_Input records_
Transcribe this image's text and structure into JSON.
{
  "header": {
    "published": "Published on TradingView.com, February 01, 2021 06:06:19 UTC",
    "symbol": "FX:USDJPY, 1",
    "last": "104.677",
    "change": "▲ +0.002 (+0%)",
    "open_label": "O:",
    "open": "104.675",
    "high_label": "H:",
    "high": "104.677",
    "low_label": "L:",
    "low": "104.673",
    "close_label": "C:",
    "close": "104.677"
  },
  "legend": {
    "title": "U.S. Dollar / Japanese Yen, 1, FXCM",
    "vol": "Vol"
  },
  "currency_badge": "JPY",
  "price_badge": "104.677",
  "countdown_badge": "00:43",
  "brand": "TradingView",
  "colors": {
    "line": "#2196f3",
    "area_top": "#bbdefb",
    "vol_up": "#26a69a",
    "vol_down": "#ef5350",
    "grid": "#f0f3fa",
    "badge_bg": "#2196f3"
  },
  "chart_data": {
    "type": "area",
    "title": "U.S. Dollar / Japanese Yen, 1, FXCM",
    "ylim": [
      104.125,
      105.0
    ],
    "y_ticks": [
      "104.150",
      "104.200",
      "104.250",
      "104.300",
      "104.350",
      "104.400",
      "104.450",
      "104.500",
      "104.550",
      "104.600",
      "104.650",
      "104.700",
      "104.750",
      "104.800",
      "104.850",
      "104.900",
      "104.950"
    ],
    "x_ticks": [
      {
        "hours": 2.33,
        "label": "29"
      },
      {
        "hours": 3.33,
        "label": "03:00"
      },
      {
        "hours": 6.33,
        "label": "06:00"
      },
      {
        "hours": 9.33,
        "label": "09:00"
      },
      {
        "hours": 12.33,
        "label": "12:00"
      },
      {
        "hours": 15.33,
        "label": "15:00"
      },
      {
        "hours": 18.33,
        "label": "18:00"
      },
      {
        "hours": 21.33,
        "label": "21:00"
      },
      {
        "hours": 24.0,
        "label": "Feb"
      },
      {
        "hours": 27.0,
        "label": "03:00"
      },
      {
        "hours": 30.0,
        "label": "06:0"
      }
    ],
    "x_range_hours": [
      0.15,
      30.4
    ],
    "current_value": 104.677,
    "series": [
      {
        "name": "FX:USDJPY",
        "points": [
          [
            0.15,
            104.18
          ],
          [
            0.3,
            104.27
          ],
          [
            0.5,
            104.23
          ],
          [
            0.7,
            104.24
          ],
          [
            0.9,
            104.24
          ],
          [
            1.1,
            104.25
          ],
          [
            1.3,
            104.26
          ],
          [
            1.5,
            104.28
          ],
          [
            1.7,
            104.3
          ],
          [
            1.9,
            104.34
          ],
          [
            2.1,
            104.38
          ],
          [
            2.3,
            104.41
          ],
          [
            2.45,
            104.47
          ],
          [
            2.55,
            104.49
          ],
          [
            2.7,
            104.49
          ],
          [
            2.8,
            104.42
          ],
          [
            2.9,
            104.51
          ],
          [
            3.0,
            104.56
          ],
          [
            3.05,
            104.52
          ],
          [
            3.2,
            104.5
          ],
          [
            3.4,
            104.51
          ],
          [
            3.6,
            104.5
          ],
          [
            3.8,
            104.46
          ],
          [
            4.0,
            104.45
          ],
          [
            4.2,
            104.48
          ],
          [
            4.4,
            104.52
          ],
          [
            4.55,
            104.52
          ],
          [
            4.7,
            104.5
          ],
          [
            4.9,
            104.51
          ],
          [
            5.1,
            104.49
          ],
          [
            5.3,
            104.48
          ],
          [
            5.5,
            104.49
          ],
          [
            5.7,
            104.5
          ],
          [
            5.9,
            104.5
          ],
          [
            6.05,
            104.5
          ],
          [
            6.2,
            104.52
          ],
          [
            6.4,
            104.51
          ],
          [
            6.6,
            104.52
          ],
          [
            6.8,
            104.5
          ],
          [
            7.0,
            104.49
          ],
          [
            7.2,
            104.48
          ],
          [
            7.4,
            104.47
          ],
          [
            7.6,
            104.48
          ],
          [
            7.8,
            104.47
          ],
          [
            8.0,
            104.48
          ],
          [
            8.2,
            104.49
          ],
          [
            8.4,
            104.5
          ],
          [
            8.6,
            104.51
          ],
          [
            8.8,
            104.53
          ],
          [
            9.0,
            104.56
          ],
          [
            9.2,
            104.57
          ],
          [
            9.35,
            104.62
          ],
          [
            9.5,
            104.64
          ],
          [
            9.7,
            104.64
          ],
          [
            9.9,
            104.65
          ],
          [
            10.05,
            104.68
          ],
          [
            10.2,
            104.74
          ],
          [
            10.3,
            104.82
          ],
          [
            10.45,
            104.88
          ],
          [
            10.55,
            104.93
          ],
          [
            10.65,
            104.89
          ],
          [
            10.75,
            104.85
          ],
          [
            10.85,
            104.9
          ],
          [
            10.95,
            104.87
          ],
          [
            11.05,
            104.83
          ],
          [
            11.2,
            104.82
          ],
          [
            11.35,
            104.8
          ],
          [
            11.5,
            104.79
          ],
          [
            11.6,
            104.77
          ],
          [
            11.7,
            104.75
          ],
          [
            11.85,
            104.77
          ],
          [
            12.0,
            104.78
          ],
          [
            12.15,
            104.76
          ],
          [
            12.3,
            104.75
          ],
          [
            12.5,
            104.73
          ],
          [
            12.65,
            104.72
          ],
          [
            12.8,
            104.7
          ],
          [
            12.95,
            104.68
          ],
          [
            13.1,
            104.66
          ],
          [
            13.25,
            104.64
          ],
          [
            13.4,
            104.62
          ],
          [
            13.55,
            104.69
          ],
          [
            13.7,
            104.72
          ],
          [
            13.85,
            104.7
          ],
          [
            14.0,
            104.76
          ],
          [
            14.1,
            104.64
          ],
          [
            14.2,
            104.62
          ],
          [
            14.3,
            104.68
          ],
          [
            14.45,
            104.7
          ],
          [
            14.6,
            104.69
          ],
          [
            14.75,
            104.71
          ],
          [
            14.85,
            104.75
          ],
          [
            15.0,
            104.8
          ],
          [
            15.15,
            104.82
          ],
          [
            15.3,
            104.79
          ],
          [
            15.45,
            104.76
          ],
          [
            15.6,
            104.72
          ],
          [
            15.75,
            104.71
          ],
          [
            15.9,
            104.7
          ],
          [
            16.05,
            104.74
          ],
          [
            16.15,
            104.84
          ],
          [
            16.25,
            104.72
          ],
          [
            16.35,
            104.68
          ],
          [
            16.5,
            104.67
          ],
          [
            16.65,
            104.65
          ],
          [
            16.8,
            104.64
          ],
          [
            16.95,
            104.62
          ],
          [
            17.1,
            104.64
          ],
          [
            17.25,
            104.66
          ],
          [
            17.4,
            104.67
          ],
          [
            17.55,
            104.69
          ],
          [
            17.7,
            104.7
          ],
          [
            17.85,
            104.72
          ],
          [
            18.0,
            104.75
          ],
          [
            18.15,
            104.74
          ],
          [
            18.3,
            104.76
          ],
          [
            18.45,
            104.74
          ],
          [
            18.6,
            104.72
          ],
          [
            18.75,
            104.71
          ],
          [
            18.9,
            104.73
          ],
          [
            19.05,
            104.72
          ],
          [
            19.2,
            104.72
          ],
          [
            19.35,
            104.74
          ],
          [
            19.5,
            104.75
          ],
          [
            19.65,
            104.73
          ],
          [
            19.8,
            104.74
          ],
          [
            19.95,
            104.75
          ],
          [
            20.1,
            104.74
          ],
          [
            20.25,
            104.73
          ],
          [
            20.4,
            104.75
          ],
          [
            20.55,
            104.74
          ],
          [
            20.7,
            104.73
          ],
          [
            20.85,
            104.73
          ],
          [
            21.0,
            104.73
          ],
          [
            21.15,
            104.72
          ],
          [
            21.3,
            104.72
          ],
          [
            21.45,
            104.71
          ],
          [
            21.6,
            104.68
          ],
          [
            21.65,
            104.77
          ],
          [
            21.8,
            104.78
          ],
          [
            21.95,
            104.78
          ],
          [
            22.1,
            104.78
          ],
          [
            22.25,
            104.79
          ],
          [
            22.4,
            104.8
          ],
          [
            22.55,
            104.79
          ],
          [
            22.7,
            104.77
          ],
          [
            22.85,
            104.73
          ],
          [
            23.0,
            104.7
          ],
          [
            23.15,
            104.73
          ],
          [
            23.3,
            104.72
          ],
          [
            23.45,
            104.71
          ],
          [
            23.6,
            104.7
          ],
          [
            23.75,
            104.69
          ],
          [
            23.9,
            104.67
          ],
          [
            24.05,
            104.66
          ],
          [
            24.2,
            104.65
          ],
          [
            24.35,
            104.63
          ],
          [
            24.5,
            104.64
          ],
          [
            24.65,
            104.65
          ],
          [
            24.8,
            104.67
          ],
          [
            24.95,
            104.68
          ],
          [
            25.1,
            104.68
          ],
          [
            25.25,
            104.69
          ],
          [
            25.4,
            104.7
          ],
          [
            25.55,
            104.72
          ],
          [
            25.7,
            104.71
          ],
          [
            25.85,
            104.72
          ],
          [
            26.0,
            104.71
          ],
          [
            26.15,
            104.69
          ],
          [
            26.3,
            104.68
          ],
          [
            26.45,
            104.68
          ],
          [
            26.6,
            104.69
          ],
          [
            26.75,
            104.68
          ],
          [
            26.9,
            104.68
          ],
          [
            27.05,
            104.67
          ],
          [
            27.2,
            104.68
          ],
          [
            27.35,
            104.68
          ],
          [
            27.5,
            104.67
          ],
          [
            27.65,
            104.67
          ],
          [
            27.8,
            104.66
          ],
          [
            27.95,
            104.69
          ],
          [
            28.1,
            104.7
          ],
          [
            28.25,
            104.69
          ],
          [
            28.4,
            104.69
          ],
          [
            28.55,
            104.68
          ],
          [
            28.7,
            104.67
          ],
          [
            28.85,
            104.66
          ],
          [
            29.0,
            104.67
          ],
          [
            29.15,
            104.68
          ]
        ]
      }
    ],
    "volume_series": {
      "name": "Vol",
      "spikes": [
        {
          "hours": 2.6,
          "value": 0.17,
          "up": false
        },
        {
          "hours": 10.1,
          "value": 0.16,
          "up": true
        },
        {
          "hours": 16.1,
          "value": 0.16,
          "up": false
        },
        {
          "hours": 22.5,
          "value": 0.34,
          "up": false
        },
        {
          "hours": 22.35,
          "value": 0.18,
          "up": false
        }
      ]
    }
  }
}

_Given task_
Where a line contains "TradingView", copy that line.

_Expected answer_
    "published": "Published on TradingView.com, February 01, 2021 06:06:19 UTC",
  "brand": "TradingView",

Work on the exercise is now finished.